Directions for this task
Pull out every line of the listing that contains the string "section", and copy each such line. Uppercase and lowercase letters count as different.

Supplied entries
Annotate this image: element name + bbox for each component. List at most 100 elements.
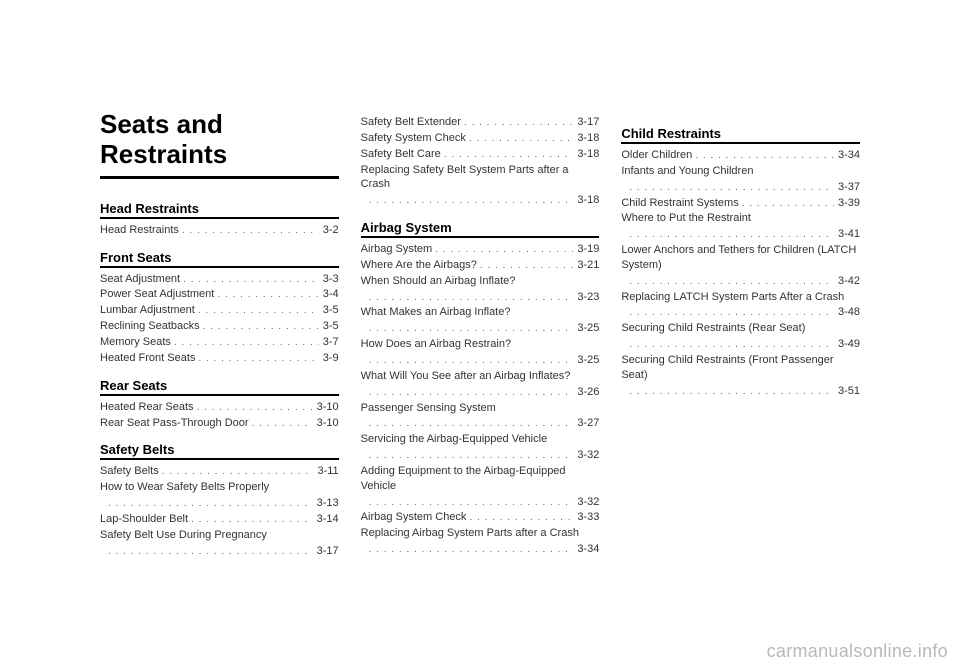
toc-entry-label: Lumbar Adjustment: [100, 303, 319, 318]
toc-entry: Older Children 3-34: [621, 148, 860, 163]
toc-leader-dots: [369, 385, 574, 400]
toc-leader-dots: [629, 227, 834, 242]
toc-entry-continuation: 3-25: [361, 321, 600, 336]
toc-entry-page: 3-48: [834, 305, 860, 320]
chapter-title: Seats and Restraints: [100, 110, 339, 179]
toc-entry-page: 3-18: [573, 147, 599, 162]
toc-entry: Reclining Seatbacks 3-5: [100, 319, 339, 334]
toc-leader-dots: [629, 305, 834, 320]
toc-entry-page: 3-18: [573, 131, 599, 146]
toc-entry-label: Power Seat Adjustment: [100, 287, 319, 302]
toc-entry: Airbag System Check 3-33: [361, 510, 600, 525]
toc-entry: Infants and Young Children: [621, 164, 860, 179]
toc-entry-label: Head Restraints: [100, 223, 319, 238]
toc-entry: Safety Belt Care 3-18: [361, 147, 600, 162]
toc-entry-label: Servicing the Airbag-Equipped Vehicle: [361, 432, 600, 447]
toc-entry-label: Older Children: [621, 148, 834, 163]
toc-entry: Safety Belts 3-11: [100, 464, 339, 479]
toc-entry: Securing Child Restraints (Rear Seat): [621, 321, 860, 336]
toc-entry: Safety Belt Use During Pregnancy: [100, 528, 339, 543]
toc-leader-dots: [369, 542, 574, 557]
toc-entry-label: How to Wear Safety Belts Properly: [100, 480, 339, 495]
section-heading: Airbag System: [361, 220, 600, 238]
toc-entry-continuation: 3-48: [621, 305, 860, 320]
toc-entry-label: Where to Put the Restraint: [621, 211, 860, 226]
toc-entry-page: 3-39: [834, 196, 860, 211]
toc-entry: Replacing Airbag System Parts after a Cr…: [361, 526, 600, 541]
toc-leader-dots: [629, 337, 834, 352]
toc-leader-dots: [369, 193, 574, 208]
toc-entry-page: 3-34: [834, 148, 860, 163]
toc-entry-label: Lower Anchors and Tethers for Children (…: [621, 243, 860, 273]
toc-entry-continuation: 3-23: [361, 290, 600, 305]
toc-entry-page: 3-27: [573, 416, 599, 431]
toc-entry-continuation: 3-27: [361, 416, 600, 431]
toc-entry: Heated Rear Seats 3-10: [100, 400, 339, 415]
toc-entry-label: Child Restraint Systems: [621, 196, 834, 211]
toc-entry-label: Lap-Shoulder Belt: [100, 512, 313, 527]
toc-entry: Replacing Safety Belt System Parts after…: [361, 163, 600, 193]
toc-column: Seats and Restraints Head RestraintsHead …: [100, 110, 339, 558]
toc-entry-label: Where Are the Airbags?: [361, 258, 574, 273]
toc-entry-label: Replacing Safety Belt System Parts after…: [361, 163, 600, 193]
toc-entry-page: 3-2: [319, 223, 339, 238]
toc-entry-label: Safety Belts: [100, 464, 313, 479]
toc-entry-page: 3-42: [834, 274, 860, 289]
toc-entry-page: 3-51: [834, 384, 860, 399]
toc-entry-page: 3-49: [834, 337, 860, 352]
toc-leader-dots: [108, 544, 313, 559]
toc-entry-continuation: 3-32: [361, 448, 600, 463]
toc-entry-label: Heated Rear Seats: [100, 400, 313, 415]
toc-leader-dots: [369, 448, 574, 463]
toc-entry: Where to Put the Restraint: [621, 211, 860, 226]
toc-entry-label: Replacing Airbag System Parts after a Cr…: [361, 526, 600, 541]
toc-entry-page: 3-10: [313, 416, 339, 431]
toc-entry-page: 3-5: [319, 303, 339, 318]
toc-entry-label: Adding Equipment to the Airbag-Equipped …: [361, 464, 600, 494]
section-heading: Rear Seats: [100, 378, 339, 396]
toc-entry-page: 3-4: [319, 287, 339, 302]
toc-entry-continuation: 3-26: [361, 385, 600, 400]
toc-entry: How Does an Airbag Restrain?: [361, 337, 600, 352]
toc-entry-page: 3-21: [573, 258, 599, 273]
toc-entry-page: 3-11: [313, 464, 338, 479]
toc-entry-page: 3-41: [834, 227, 860, 242]
toc-leader-dots: [629, 274, 834, 289]
toc-leader-dots: [629, 180, 834, 195]
toc-entry: Replacing LATCH System Parts After a Cra…: [621, 290, 860, 305]
toc-entry: Safety System Check 3-18: [361, 131, 600, 146]
toc-entry-label: When Should an Airbag Inflate?: [361, 274, 600, 289]
toc-entry: Head Restraints 3-2: [100, 223, 339, 238]
toc-entry-continuation: 3-18: [361, 193, 600, 208]
toc-entry-page: 3-18: [573, 193, 599, 208]
toc-entry-continuation: 3-37: [621, 180, 860, 195]
toc-leader-dots: [629, 384, 834, 399]
toc-entry-continuation: 3-51: [621, 384, 860, 399]
toc-entry-label: Safety Belt Extender: [361, 115, 574, 130]
toc-leader-dots: [108, 496, 313, 511]
toc-entry: When Should an Airbag Inflate?: [361, 274, 600, 289]
toc-entry: Airbag System 3-19: [361, 242, 600, 257]
toc-entry-label: Safety System Check: [361, 131, 574, 146]
toc-entry-page: 3-7: [319, 335, 339, 350]
toc-leader-dots: [369, 495, 574, 510]
toc-entry-label: Heated Front Seats: [100, 351, 319, 366]
toc-entry-label: Replacing LATCH System Parts After a Cra…: [621, 290, 860, 305]
toc-leader-dots: [369, 290, 574, 305]
section-heading: Safety Belts: [100, 442, 339, 460]
toc-entry-page: 3-13: [313, 496, 339, 511]
toc-entry-label: Memory Seats: [100, 335, 319, 350]
toc-entry-page: 3-5: [319, 319, 339, 334]
toc-entry: Servicing the Airbag-Equipped Vehicle: [361, 432, 600, 447]
toc-entry-page: 3-14: [313, 512, 339, 527]
toc-entry-page: 3-37: [834, 180, 860, 195]
toc-entry: Lumbar Adjustment 3-5: [100, 303, 339, 318]
manual-page-seats-restraints: Seats and Restraints Head RestraintsHead …: [0, 0, 960, 672]
toc-entry-page: 3-23: [573, 290, 599, 305]
toc-entry-label: Safety Belt Care: [361, 147, 574, 162]
toc-entry-page: 3-26: [573, 385, 599, 400]
watermark-text: carmanualsonline.info: [767, 641, 948, 662]
toc-entry-continuation: 3-25: [361, 353, 600, 368]
toc-entry-label: Infants and Young Children: [621, 164, 860, 179]
toc-entry-continuation: 3-49: [621, 337, 860, 352]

Written response
section-heading: Airbag System: [361, 220, 600, 238]
section-heading: Rear Seats: [100, 378, 339, 396]
section-heading: Safety Belts: [100, 442, 339, 460]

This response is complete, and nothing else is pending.